* [Aim of the exercise]:
Wherever "data" appears in a line, copy that line.

+++ Input for this task

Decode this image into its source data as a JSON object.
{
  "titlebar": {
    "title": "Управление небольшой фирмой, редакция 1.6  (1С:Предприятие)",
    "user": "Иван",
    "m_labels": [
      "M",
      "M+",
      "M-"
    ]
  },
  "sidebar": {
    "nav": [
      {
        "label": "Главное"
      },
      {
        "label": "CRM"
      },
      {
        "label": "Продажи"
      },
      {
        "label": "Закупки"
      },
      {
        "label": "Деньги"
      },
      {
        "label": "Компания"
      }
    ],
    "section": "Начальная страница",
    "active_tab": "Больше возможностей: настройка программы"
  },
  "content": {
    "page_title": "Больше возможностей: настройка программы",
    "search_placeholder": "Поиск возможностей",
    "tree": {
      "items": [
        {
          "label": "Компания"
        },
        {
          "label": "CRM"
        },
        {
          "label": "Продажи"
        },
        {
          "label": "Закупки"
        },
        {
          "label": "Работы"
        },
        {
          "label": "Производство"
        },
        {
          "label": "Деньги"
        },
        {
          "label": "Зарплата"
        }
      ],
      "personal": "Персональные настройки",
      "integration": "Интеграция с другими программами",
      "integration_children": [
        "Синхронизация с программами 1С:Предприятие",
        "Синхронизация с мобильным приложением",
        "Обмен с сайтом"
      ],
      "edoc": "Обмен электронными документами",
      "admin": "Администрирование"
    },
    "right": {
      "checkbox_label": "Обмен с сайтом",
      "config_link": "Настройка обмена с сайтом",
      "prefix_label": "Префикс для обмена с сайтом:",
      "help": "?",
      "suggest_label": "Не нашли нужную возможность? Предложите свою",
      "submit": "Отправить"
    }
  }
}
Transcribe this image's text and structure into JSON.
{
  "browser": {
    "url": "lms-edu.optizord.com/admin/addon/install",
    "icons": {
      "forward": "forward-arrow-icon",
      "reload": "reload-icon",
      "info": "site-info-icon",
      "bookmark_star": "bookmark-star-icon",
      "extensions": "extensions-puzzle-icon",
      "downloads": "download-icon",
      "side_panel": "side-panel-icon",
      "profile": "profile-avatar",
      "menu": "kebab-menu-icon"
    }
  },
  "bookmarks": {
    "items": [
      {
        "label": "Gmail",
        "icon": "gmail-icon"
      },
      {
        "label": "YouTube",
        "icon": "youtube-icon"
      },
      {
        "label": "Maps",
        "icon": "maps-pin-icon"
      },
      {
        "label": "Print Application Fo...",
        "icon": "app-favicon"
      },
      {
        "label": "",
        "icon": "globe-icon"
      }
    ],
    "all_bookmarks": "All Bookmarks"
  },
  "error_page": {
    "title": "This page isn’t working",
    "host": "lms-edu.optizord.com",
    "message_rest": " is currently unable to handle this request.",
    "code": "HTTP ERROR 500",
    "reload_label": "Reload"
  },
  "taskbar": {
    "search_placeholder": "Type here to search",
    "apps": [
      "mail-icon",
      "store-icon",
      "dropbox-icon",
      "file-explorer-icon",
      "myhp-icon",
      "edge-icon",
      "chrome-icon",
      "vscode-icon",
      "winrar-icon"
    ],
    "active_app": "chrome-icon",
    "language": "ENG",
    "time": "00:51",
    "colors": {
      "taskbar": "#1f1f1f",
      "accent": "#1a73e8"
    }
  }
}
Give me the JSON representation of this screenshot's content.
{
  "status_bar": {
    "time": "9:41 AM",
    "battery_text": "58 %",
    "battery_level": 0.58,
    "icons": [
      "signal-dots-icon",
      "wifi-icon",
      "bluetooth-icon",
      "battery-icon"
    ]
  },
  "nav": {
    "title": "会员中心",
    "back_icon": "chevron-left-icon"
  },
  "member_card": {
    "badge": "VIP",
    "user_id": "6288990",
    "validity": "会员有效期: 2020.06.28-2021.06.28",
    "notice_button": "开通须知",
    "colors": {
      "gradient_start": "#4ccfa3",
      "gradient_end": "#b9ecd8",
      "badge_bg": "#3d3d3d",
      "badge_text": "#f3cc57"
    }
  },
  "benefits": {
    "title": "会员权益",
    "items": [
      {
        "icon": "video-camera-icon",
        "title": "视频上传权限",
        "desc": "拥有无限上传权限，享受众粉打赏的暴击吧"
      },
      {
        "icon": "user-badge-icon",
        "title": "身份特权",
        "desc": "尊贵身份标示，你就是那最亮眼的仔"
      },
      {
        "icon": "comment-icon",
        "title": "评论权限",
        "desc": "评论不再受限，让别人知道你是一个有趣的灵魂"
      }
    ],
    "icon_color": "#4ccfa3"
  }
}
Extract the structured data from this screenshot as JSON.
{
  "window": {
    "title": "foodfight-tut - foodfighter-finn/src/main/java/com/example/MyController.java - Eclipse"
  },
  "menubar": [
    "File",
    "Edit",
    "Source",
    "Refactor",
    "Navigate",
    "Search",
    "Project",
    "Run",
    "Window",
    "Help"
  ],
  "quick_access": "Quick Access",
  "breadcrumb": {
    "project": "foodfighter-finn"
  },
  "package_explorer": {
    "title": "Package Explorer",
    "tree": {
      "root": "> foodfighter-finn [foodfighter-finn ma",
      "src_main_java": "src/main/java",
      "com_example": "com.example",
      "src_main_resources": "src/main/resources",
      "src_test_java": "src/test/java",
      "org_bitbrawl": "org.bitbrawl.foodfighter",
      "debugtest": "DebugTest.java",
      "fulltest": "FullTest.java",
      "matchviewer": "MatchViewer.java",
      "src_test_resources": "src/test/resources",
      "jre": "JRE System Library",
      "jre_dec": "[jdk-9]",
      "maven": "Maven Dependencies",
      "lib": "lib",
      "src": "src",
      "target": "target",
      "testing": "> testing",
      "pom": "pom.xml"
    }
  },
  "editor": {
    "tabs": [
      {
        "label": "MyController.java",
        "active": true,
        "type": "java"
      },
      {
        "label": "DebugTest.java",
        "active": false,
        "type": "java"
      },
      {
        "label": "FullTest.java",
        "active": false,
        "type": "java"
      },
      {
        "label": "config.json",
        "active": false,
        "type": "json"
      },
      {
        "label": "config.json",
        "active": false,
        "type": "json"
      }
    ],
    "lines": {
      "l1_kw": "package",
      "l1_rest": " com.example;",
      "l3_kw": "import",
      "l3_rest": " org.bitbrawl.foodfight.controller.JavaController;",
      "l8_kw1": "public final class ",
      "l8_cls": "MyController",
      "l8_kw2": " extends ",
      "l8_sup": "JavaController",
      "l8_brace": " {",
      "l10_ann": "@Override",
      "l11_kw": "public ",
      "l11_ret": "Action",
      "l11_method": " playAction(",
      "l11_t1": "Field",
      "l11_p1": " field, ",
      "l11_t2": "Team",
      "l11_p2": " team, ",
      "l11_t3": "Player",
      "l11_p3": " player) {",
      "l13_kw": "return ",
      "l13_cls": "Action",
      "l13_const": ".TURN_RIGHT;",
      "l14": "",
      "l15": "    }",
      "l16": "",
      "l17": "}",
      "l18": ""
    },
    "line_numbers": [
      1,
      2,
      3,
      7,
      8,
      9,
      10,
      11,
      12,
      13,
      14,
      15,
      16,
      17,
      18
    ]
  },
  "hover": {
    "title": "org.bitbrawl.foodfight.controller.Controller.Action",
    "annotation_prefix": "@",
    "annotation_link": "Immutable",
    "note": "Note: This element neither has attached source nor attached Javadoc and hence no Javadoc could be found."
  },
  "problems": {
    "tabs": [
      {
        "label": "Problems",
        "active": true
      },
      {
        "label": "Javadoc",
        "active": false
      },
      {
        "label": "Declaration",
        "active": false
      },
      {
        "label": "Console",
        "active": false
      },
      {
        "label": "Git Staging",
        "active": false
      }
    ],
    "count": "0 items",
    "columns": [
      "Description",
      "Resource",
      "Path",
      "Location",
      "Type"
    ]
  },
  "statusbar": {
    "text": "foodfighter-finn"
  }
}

++++++

* [Worked solution]:
Decode this image into its source data as a JSON object.
Extract the structured data from this screenshot as JSON.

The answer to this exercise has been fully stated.